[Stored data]
———

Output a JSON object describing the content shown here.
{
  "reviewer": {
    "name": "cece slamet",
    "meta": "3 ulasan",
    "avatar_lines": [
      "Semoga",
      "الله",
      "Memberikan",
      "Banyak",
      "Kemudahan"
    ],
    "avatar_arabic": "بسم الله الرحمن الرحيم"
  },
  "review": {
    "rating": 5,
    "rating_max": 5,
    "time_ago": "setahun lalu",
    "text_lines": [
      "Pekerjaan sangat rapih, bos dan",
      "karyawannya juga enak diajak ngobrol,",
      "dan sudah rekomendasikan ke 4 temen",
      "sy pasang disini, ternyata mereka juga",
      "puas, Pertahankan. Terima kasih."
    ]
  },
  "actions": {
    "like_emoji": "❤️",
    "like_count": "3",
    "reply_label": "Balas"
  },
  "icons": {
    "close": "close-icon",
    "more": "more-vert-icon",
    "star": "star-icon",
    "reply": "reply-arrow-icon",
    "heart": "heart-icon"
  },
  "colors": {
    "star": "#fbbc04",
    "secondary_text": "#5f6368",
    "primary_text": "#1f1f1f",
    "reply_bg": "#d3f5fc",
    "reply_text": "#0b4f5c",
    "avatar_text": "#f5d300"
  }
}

———

◆ Direction ◆
Retype the whole listing above exactly.

◆ Written response ◆
Output a JSON object describing the content shown here.
{
  "reviewer": {
    "name": "cece slamet",
    "meta": "3 ulasan",
    "avatar_lines": [
      "Semoga",
      "الله",
      "Memberikan",
      "Banyak",
      "Kemudahan"
    ],
    "avatar_arabic": "بسم الله الرحمن الرحيم"
  },
  "review": {
    "rating": 5,
    "rating_max": 5,
    "time_ago": "setahun lalu",
    "text_lines": [
      "Pekerjaan sangat rapih, bos dan",
      "karyawannya juga enak diajak ngobrol,",
      "dan sudah rekomendasikan ke 4 temen",
      "sy pasang disini, ternyata mereka juga",
      "puas, Pertahankan. Terima kasih."
    ]
  },
  "actions": {
    "like_emoji": "❤️",
    "like_count": "3",
    "reply_label": "Balas"
  },
  "icons": {
    "close": "close-icon",
    "more": "more-vert-icon",
    "star": "star-icon",
    "reply": "reply-arrow-icon",
    "heart": "heart-icon"
  },
  "colors": {
    "star": "#fbbc04",
    "secondary_text": "#5f6368",
    "primary_text": "#1f1f1f",
    "reply_bg": "#d3f5fc",
    "reply_text": "#0b4f5c",
    "avatar_text": "#f5d300"
  }
}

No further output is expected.